WHAT YOU HAVE TO DO
Tally each line where the word "time" occurs, then give only the total.
-=-=-=-=-
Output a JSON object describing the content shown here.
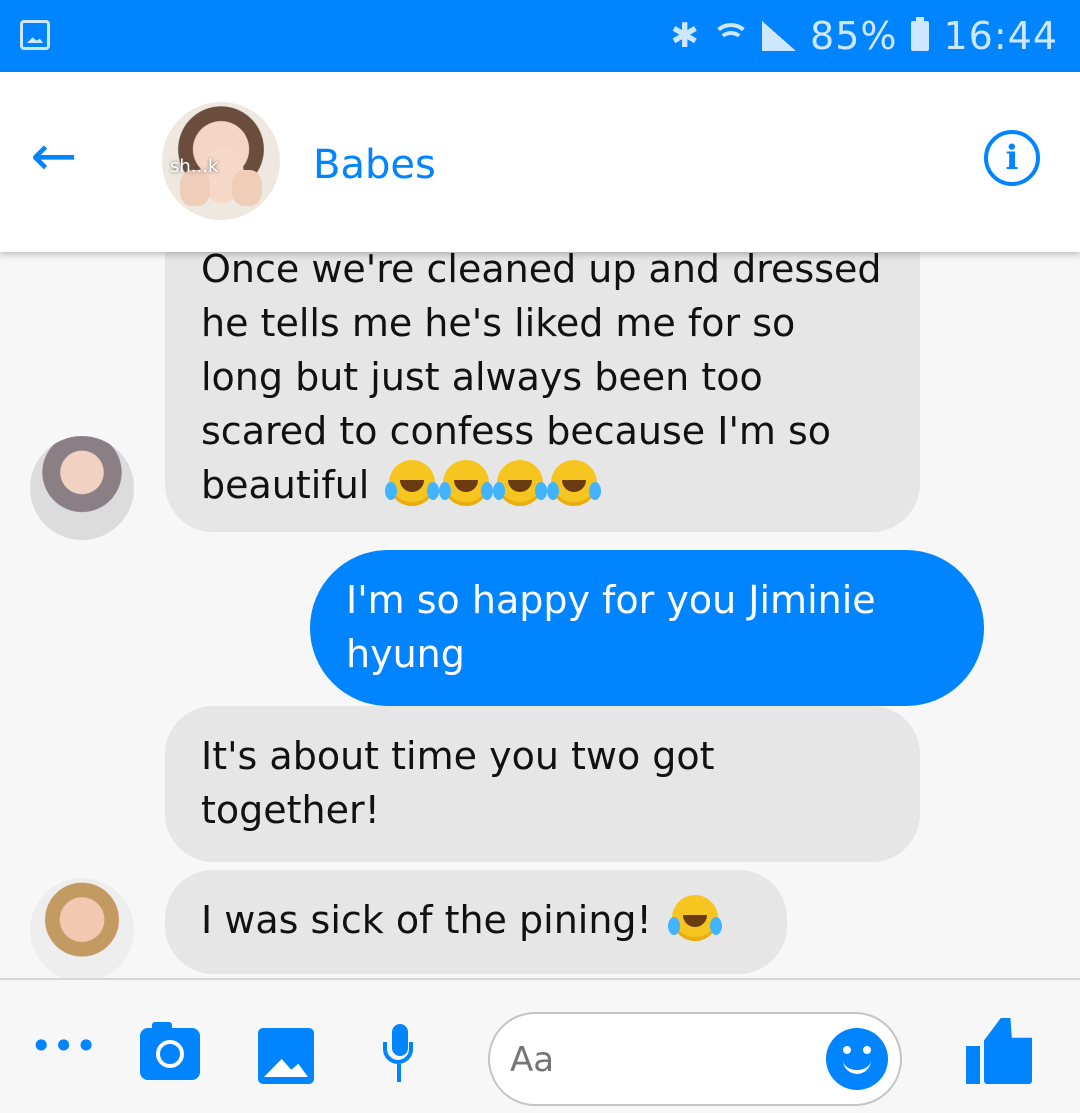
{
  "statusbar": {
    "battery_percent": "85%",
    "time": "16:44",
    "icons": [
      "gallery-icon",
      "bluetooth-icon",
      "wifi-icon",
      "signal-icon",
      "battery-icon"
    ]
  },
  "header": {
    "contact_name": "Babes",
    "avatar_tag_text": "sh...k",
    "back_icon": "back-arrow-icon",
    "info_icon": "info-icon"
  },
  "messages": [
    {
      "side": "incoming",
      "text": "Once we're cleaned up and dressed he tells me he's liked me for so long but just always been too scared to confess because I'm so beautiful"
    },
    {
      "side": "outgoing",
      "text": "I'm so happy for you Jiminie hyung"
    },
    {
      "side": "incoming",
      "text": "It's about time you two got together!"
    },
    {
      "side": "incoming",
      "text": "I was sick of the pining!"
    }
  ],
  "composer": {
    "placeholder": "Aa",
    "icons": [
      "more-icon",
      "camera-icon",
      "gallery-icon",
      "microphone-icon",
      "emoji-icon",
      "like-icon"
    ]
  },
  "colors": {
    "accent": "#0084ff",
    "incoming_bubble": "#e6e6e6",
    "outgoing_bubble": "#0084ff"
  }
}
-=-=-=-=-
SOLVED EXERCISE
2